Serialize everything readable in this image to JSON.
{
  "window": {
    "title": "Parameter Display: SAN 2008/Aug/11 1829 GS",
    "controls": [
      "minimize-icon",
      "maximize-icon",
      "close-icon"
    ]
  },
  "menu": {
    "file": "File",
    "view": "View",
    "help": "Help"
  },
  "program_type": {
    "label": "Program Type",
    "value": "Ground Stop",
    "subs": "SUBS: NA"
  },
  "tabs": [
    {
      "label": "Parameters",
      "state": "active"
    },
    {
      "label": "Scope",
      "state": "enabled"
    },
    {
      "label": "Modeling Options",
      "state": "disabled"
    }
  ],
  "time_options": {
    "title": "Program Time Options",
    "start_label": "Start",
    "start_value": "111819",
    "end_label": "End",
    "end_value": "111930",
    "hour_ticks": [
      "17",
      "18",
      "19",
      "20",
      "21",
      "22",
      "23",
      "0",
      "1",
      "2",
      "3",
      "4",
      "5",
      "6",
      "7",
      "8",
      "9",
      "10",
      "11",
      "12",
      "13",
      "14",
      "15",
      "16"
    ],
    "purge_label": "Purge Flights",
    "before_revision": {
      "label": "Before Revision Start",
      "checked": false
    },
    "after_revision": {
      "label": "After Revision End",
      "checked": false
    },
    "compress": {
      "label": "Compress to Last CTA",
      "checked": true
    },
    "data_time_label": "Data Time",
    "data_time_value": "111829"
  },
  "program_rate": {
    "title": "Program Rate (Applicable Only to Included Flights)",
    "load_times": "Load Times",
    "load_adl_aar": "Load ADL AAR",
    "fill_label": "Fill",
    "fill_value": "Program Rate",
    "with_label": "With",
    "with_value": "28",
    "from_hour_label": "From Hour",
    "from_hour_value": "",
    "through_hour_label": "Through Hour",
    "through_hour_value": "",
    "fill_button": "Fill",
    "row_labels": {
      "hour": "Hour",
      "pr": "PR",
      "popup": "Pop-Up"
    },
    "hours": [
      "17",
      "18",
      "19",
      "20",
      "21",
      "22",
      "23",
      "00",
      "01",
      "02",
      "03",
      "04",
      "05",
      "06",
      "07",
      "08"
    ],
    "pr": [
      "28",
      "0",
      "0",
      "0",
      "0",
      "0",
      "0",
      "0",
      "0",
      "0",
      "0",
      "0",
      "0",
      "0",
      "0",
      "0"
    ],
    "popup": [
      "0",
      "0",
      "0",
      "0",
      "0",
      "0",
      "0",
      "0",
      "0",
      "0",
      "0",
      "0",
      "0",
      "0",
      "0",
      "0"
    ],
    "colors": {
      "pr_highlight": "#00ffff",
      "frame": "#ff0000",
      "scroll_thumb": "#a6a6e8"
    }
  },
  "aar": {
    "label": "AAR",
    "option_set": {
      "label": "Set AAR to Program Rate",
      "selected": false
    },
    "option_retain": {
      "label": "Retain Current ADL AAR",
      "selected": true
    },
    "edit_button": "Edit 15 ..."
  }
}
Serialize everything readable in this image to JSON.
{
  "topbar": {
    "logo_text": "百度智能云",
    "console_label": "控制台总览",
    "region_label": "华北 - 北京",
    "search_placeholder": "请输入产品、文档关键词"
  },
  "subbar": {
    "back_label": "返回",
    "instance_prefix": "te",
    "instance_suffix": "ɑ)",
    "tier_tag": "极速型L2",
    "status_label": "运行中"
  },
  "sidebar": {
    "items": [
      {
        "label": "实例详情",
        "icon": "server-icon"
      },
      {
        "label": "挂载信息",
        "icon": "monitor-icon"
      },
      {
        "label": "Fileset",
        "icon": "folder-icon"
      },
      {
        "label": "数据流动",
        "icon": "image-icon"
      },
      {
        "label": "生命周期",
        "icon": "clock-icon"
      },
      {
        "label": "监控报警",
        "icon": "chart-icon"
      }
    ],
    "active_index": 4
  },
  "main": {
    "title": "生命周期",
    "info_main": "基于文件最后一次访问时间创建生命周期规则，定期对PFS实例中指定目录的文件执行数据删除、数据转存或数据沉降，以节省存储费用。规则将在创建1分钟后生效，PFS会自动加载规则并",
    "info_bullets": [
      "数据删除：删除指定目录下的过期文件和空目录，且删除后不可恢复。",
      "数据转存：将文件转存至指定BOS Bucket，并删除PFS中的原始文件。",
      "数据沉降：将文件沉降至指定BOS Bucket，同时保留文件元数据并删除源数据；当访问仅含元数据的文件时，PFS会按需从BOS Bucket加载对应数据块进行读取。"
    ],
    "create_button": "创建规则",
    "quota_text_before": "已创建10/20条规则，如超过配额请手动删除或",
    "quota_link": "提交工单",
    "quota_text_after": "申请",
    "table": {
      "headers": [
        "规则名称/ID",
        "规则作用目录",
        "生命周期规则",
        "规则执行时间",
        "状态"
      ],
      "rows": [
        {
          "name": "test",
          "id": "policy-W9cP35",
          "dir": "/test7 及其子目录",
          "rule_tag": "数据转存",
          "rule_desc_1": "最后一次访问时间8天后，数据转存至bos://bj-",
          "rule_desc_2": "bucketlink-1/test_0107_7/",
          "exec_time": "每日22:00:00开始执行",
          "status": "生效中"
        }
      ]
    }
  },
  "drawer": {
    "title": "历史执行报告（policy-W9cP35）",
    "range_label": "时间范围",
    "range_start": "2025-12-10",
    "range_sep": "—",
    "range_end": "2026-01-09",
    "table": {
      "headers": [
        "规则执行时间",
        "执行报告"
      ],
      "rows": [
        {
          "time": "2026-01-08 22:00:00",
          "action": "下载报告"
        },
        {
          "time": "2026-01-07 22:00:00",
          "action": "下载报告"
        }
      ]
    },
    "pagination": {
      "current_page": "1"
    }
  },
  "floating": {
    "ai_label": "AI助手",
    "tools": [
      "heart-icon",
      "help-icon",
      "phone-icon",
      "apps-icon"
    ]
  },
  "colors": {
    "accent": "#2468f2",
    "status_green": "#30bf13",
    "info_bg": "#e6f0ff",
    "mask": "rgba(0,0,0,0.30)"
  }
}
_____
Write every entry out again exactly.

* **In response**:
Serialize everything readable in this image to JSON.
{
  "window": {
    "title": "Parameter Display: SAN 2008/Aug/11 1829 GS",
    "controls": [
      "minimize-icon",
      "maximize-icon",
      "close-icon"
    ]
  },
  "menu": {
    "file": "File",
    "view": "View",
    "help": "Help"
  },
  "program_type": {
    "label": "Program Type",
    "value": "Ground Stop",
    "subs": "SUBS: NA"
  },
  "tabs": [
    {
      "label": "Parameters",
      "state": "active"
    },
    {
      "label": "Scope",
      "state": "enabled"
    },
    {
      "label": "Modeling Options",
      "state": "disabled"
    }
  ],
  "time_options": {
    "title": "Program Time Options",
    "start_label": "Start",
    "start_value": "111819",
    "end_label": "End",
    "end_value": "111930",
    "hour_ticks": [
      "17",
      "18",
      "19",
      "20",
      "21",
      "22",
      "23",
      "0",
      "1",
      "2",
      "3",
      "4",
      "5",
      "6",
      "7",
      "8",
      "9",
      "10",
      "11",
      "12",
      "13",
      "14",
      "15",
      "16"
    ],
    "purge_label": "Purge Flights",
    "before_revision": {
      "label": "Before Revision Start",
      "checked": false
    },
    "after_revision": {
      "label": "After Revision End",
      "checked": false
    },
    "compress": {
      "label": "Compress to Last CTA",
      "checked": true
    },
    "data_time_label": "Data Time",
    "data_time_value": "111829"
  },
  "program_rate": {
    "title": "Program Rate (Applicable Only to Included Flights)",
    "load_times": "Load Times",
    "load_adl_aar": "Load ADL AAR",
    "fill_label": "Fill",
    "fill_value": "Program Rate",
    "with_label": "With",
    "with_value": "28",
    "from_hour_label": "From Hour",
    "from_hour_value": "",
    "through_hour_label": "Through Hour",
    "through_hour_value": "",
    "fill_button": "Fill",
    "row_labels": {
      "hour": "Hour",
      "pr": "PR",
      "popup": "Pop-Up"
    },
    "hours": [
      "17",
      "18",
      "19",
      "20",
      "21",
      "22",
      "23",
      "00",
      "01",
      "02",
      "03",
      "04",
      "05",
      "06",
      "07",
      "08"
    ],
    "pr": [
      "28",
      "0",
      "0",
      "0",
      "0",
      "0",
      "0",
      "0",
      "0",
      "0",
      "0",
      "0",
      "0",
      "0",
      "0",
      "0"
    ],
    "popup": [
      "0",
      "0",
      "0",
      "0",
      "0",
      "0",
      "0",
      "0",
      "0",
      "0",
      "0",
      "0",
      "0",
      "0",
      "0",
      "0"
    ],
    "colors": {
      "pr_highlight": "#00ffff",
      "frame": "#ff0000",
      "scroll_thumb": "#a6a6e8"
    }
  },
  "aar": {
    "label": "AAR",
    "option_set": {
      "label": "Set AAR to Program Rate",
      "selected": false
    },
    "option_retain": {
      "label": "Retain Current ADL AAR",
      "selected": true
    },
    "edit_button": "Edit 15 ..."
  }
}
Serialize everything readable in this image to JSON.
{
  "topbar": {
    "logo_text": "百度智能云",
    "console_label": "控制台总览",
    "region_label": "华北 - 北京",
    "search_placeholder": "请输入产品、文档关键词"
  },
  "subbar": {
    "back_label": "返回",
    "instance_prefix": "te",
    "instance_suffix": "ɑ)",
    "tier_tag": "极速型L2",
    "status_label": "运行中"
  },
  "sidebar": {
    "items": [
      {
        "label": "实例详情",
        "icon": "server-icon"
      },
      {
        "label": "挂载信息",
        "icon": "monitor-icon"
      },
      {
        "label": "Fileset",
        "icon": "folder-icon"
      },
      {
        "label": "数据流动",
        "icon": "image-icon"
      },
      {
        "label": "生命周期",
        "icon": "clock-icon"
      },
      {
        "label": "监控报警",
        "icon": "chart-icon"
      }
    ],
    "active_index": 4
  },
  "main": {
    "title": "生命周期",
    "info_main": "基于文件最后一次访问时间创建生命周期规则，定期对PFS实例中指定目录的文件执行数据删除、数据转存或数据沉降，以节省存储费用。规则将在创建1分钟后生效，PFS会自动加载规则并",
    "info_bullets": [
      "数据删除：删除指定目录下的过期文件和空目录，且删除后不可恢复。",
      "数据转存：将文件转存至指定BOS Bucket，并删除PFS中的原始文件。",
      "数据沉降：将文件沉降至指定BOS Bucket，同时保留文件元数据并删除源数据；当访问仅含元数据的文件时，PFS会按需从BOS Bucket加载对应数据块进行读取。"
    ],
    "create_button": "创建规则",
    "quota_text_before": "已创建10/20条规则，如超过配额请手动删除或",
    "quota_link": "提交工单",
    "quota_text_after": "申请",
    "table": {
      "headers": [
        "规则名称/ID",
        "规则作用目录",
        "生命周期规则",
        "规则执行时间",
        "状态"
      ],
      "rows": [
        {
          "name": "test",
          "id": "policy-W9cP35",
          "dir": "/test7 及其子目录",
          "rule_tag": "数据转存",
          "rule_desc_1": "最后一次访问时间8天后，数据转存至bos://bj-",
          "rule_desc_2": "bucketlink-1/test_0107_7/",
          "exec_time": "每日22:00:00开始执行",
          "status": "生效中"
        }
      ]
    }
  },
  "drawer": {
    "title": "历史执行报告（policy-W9cP35）",
    "range_label": "时间范围",
    "range_start": "2025-12-10",
    "range_sep": "—",
    "range_end": "2026-01-09",
    "table": {
      "headers": [
        "规则执行时间",
        "执行报告"
      ],
      "rows": [
        {
          "time": "2026-01-08 22:00:00",
          "action": "下载报告"
        },
        {
          "time": "2026-01-07 22:00:00",
          "action": "下载报告"
        }
      ]
    },
    "pagination": {
      "current_page": "1"
    }
  },
  "floating": {
    "ai_label": "AI助手",
    "tools": [
      "heart-icon",
      "help-icon",
      "phone-icon",
      "apps-icon"
    ]
  },
  "colors": {
    "accent": "#2468f2",
    "status_green": "#30bf13",
    "info_bg": "#e6f0ff",
    "mask": "rgba(0,0,0,0.30)"
  }
}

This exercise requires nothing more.